SHORT PROBLEM:
Show every line where "zůstatku" occurs.

DATA PROVIDED:

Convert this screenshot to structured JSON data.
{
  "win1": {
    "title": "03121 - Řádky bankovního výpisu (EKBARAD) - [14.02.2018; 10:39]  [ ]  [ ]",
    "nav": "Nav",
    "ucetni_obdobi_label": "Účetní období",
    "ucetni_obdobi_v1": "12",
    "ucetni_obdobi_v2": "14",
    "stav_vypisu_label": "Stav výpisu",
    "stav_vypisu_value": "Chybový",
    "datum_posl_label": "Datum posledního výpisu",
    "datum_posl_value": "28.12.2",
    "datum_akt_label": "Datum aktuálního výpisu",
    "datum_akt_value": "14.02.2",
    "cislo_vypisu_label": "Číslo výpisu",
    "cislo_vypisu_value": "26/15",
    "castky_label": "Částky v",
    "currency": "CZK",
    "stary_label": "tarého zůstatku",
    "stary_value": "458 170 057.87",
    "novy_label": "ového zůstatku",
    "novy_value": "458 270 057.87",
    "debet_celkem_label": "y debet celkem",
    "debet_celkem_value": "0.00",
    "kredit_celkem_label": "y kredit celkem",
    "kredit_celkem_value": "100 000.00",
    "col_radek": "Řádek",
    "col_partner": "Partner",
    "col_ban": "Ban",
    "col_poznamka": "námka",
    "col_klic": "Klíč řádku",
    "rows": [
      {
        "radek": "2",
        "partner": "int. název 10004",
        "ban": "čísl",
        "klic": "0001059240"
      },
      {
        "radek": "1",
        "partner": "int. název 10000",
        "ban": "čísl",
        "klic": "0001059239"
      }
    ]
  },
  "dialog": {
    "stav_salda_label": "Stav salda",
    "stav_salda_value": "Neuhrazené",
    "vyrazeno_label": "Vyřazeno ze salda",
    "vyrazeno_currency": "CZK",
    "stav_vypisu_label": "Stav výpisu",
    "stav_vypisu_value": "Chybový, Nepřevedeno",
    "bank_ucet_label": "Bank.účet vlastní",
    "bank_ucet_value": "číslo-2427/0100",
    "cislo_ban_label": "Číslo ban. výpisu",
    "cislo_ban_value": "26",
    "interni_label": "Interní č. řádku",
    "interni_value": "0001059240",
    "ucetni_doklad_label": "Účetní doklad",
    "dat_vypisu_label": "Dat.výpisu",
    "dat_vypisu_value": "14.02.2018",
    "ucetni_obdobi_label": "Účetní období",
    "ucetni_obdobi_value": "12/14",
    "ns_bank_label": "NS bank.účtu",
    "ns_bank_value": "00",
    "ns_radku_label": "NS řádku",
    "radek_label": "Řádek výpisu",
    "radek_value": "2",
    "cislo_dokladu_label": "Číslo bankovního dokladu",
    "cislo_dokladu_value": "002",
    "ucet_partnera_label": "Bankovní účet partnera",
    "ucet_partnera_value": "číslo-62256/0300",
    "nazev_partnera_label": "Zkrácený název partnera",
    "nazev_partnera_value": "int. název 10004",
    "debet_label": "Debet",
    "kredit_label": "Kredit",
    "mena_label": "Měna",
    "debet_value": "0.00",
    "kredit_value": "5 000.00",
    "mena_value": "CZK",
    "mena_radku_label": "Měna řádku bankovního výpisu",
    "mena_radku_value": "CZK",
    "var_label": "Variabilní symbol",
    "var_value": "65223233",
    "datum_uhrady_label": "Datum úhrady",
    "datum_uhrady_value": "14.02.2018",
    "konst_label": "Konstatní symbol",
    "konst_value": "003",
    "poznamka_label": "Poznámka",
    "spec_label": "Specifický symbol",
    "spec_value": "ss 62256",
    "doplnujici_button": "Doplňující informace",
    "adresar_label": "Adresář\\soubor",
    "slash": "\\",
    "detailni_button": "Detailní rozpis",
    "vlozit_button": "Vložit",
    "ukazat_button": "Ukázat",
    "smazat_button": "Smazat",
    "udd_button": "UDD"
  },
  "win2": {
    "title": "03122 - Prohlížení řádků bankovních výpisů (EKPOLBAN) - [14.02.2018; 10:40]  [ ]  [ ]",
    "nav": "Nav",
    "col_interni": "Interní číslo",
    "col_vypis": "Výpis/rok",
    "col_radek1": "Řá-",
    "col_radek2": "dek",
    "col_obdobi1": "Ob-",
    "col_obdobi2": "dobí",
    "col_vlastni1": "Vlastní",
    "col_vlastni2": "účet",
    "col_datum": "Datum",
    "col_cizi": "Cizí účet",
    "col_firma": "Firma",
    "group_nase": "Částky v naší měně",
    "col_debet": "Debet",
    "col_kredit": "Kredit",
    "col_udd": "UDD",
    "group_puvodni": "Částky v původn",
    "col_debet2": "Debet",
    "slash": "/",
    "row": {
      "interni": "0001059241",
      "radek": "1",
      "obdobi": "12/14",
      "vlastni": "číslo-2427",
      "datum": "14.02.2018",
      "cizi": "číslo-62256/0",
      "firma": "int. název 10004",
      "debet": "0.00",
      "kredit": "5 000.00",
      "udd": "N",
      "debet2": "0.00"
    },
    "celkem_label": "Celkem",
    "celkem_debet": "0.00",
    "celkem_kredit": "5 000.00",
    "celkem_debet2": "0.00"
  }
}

FULL ANSWER:
    "stary_label": "tarého zůstatku",
    "novy_label": "ového zůstatku",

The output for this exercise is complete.